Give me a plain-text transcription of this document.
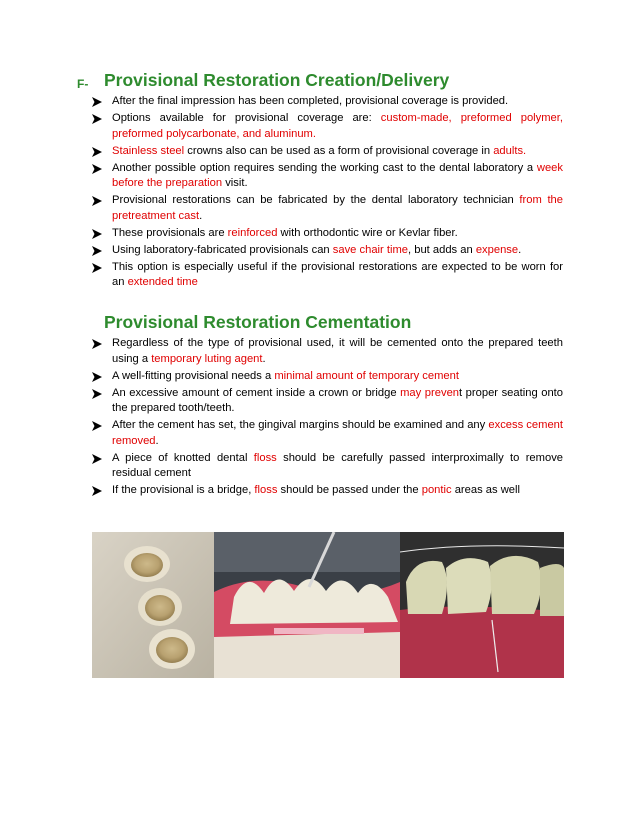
F- Provisional Restoration Creation/Delivery
After the final impression has been completed, provisional coverage is provided.
Options available for provisional coverage are: custom-made, preformed polymer, preformed polycarbonate, and aluminum.
Stainless steel crowns also can be used as a form of provisional coverage in adults.
Another possible option requires sending the working cast to the dental laboratory a week before the preparation visit.
Provisional restorations can be fabricated by the dental laboratory technician from the pretreatment cast.
These provisionals are reinforced with orthodontic wire or Kevlar fiber.
Using laboratory-fabricated provisionals can save chair time, but adds an expense.
This option is especially useful if the provisional restorations are expected to be worn for an extended time
Provisional Restoration Cementation
Regardless of the type of provisional used, it will be cemented onto the prepared teeth using a temporary luting agent.
A well-fitting provisional needs a minimal amount of temporary cement
An excessive amount of cement inside a crown or bridge may prevent proper seating onto the prepared tooth/teeth.
After the cement has set, the gingival margins should be examined and any excess cement removed.
A piece of knotted dental floss should be carefully passed interproximally to remove residual cement
If the provisional is a bridge, floss should be passed under the pontic areas as well
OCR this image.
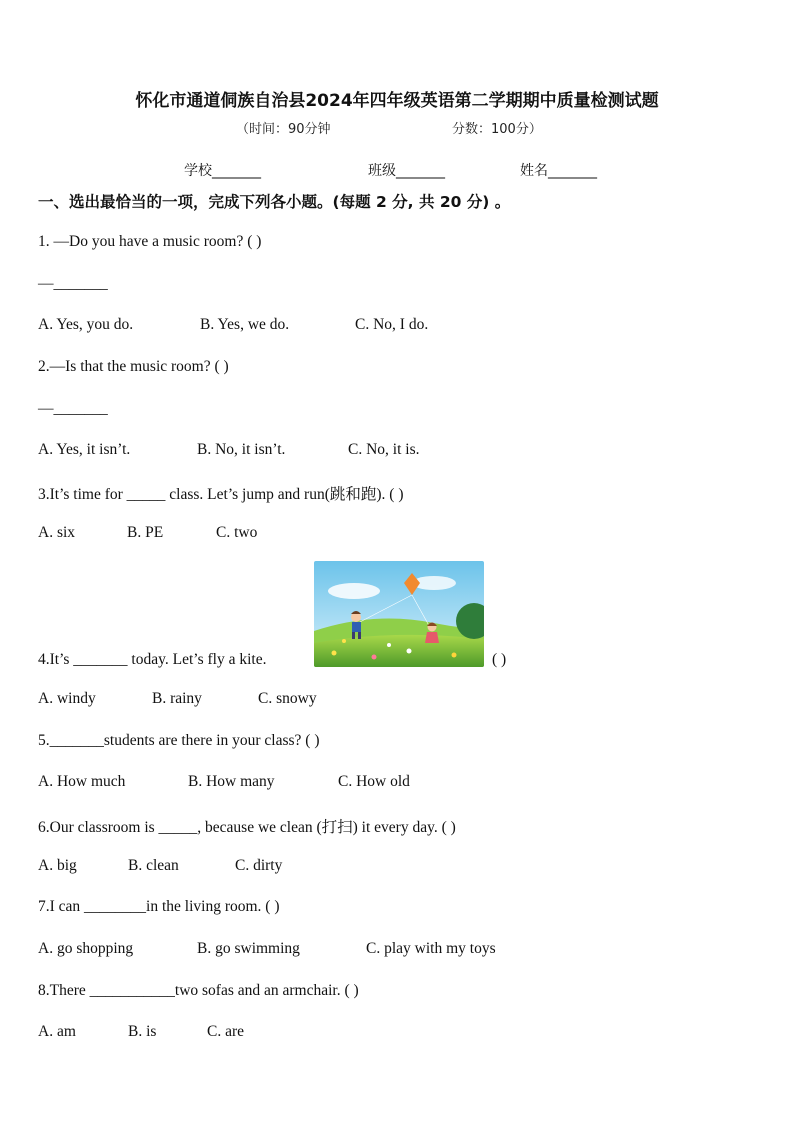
怀化市通道侗族自治县2024年四年级英语第二学期期中质量检测试题
（时间：90分钟	分数：100分）
学校_______	班级_______	姓名_______
一、选出最恰当的一项，完成下列各小题。(每题 2 分, 共 20 分) 。
1. —Do you have a music room? ( )
—_______
A. Yes, you do.	B. Yes, we do.	C. No, I do.
2.—Is that the music room? ( )
—_______
A. Yes, it isn’t.	B. No, it isn’t.	C. No, it is.
3.It’s time for _____ class. Let’s jump and run(跳和跑). ( )
A. six	B. PE	C. two
4.It’s _______ today. Let’s fly a kite.	( )
A. windy	B. rainy	C. snowy
5._______students are there in your class? ( )
A. How much	B. How many	C. How old
6.Our classroom is _____, because we clean (打扫) it every day. ( )
A. big	B. clean	C. dirty
7.I can ________in the living room. ( )
A. go shopping	B. go swimming	C. play with my toys
8.There ___________two sofas and an armchair. ( )
A. am	B. is	C. are
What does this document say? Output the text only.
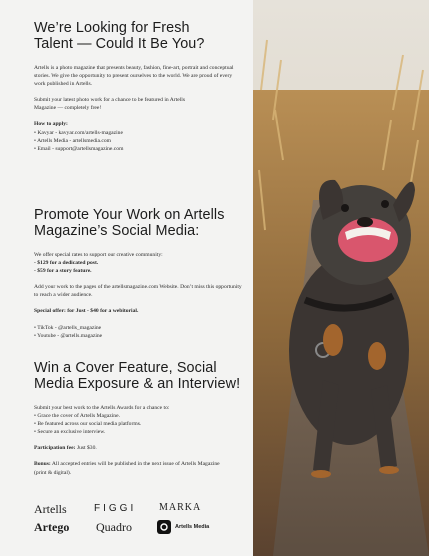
We’re Looking for Fresh Talent — Could It Be You?

Artells is a photo magazine that presents beauty, fashion, fine-art, portrait and conceptual stories. We give the opportunity to present ourselves to the world. We are proud of every work published in Artells.

Submit your latest photo work for a chance to be featured in Artells Magazine — completely free!

How to apply:

• Kavyar - kavyar.com/artells-magazine
• Artells Media - artellsmedia.com
• Email - support@artellsmagazine.com
Promote Your Work on Artells Magazine’s Social Media:

We offer special rates to support our creative community:

- $129 for a dedicated post.

- $59 for a story feature.

Add your work to the pages of the artellsmagazine.com Website. Don’t miss this opportunity to reach a wider audience.

Special offer: for Just - $40 for a webitorial.

• TikTok - @artells_magazine
• Youtube - @artells.magazine
Win a Cover Feature, Social Media Exposure & an Interview!

Submit your best work to the Artells Awards for a chance to:

• Grace the cover of Artells Magazine.
• Be featured across our social media platforms.
• Secure an exclusive interview.

Participation fee: Just $30.

Bonus: All accepted entries will be published in the next issue of Artells Magazine (print & digital).

Artells	FIGGI MARKA
Artego Quadro	Artells Media
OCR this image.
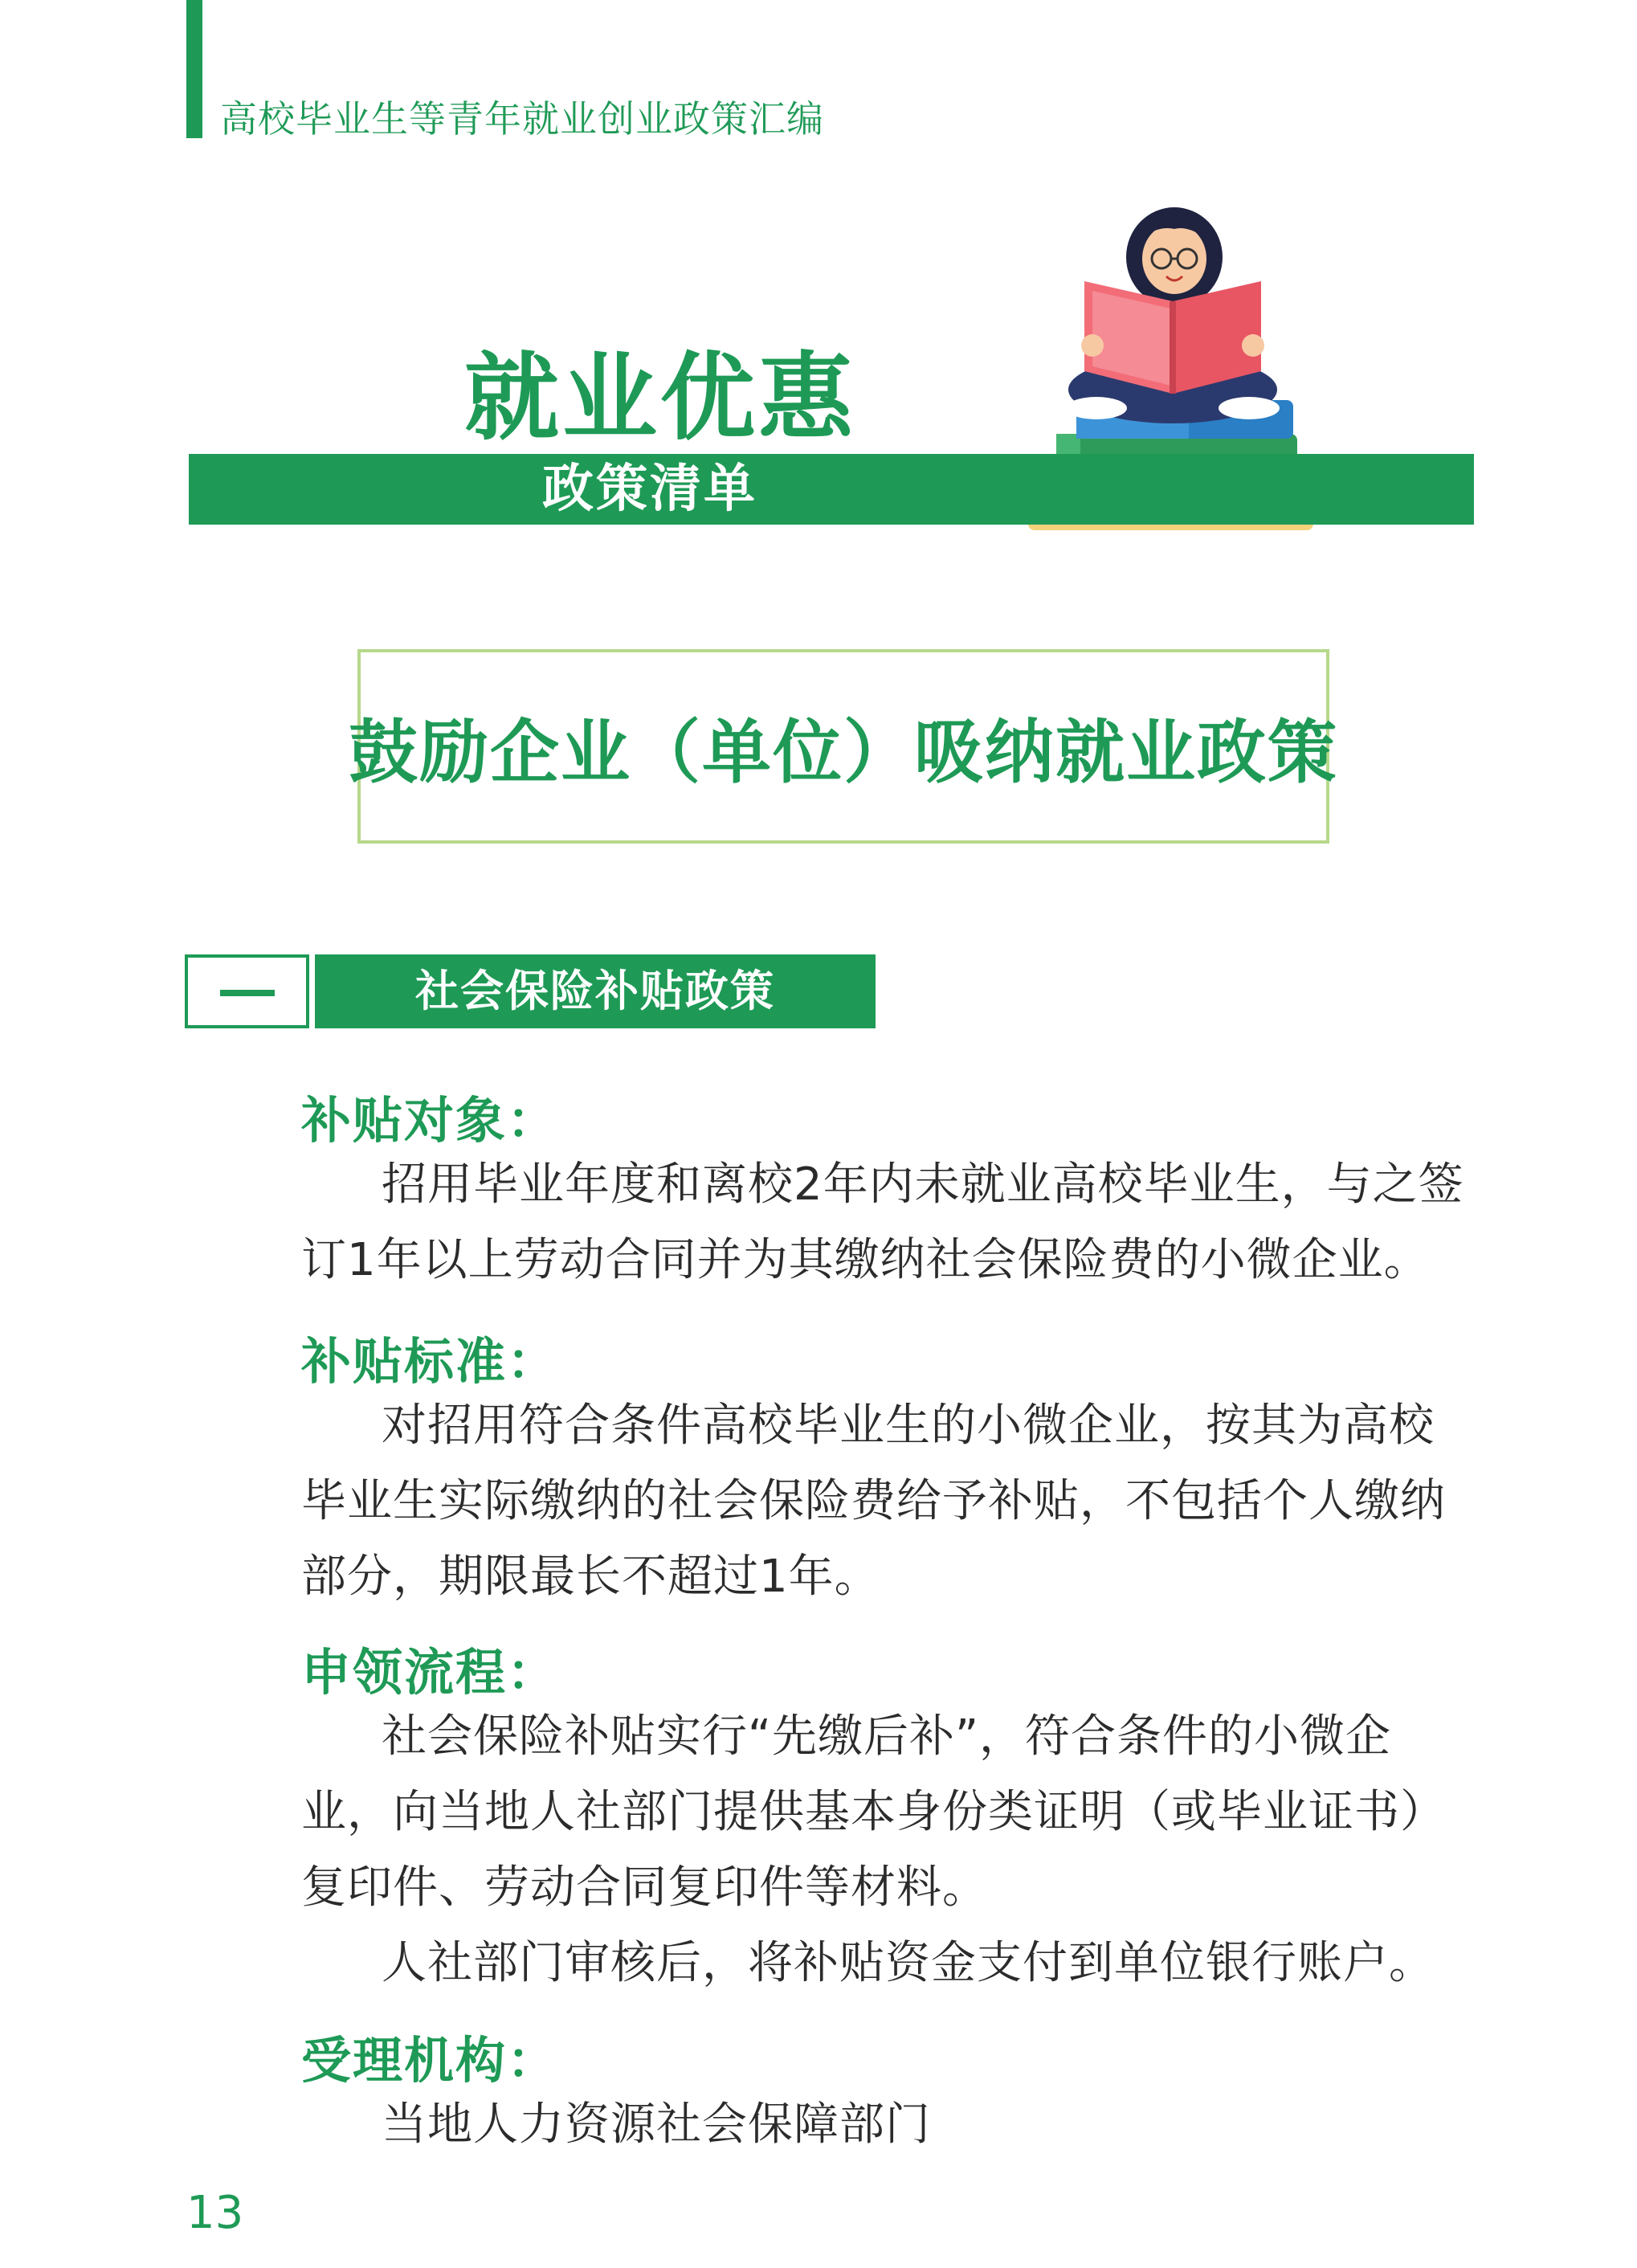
高校毕业生等青年就业创业政策汇编
就业优惠
政策清单
鼓励企业（单位）吸纳就业政策
社会保险补贴政策
补贴对象：
招用毕业年度和离校2年内未就业高校毕业生，与之签订1年以上劳动合同并为其缴纳社会保险费的小微企业。
补贴标准：
对招用符合条件高校毕业生的小微企业，按其为高校毕业生实际缴纳的社会保险费给予补贴，不包括个人缴纳部分，期限最长不超过1年。
申领流程：
社会保险补贴实行“先缴后补”，符合条件的小微企业，向当地人社部门提供基本身份类证明（或毕业证书）复印件、劳动合同复印件等材料。
人社部门审核后，将补贴资金支付到单位银行账户。
受理机构：
当地人力资源社会保障部门
13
□ □ □ □ □ □ □
_What is required_
Find every line in the records above that contains the word "artellsmagazine", and copy each one.

_Output of the exercise_
• Email - support@artellsmagazine.com
Add your work to the pages of the artellsmagazine.com Website. Don’t miss this opportunity to reach a wider audience.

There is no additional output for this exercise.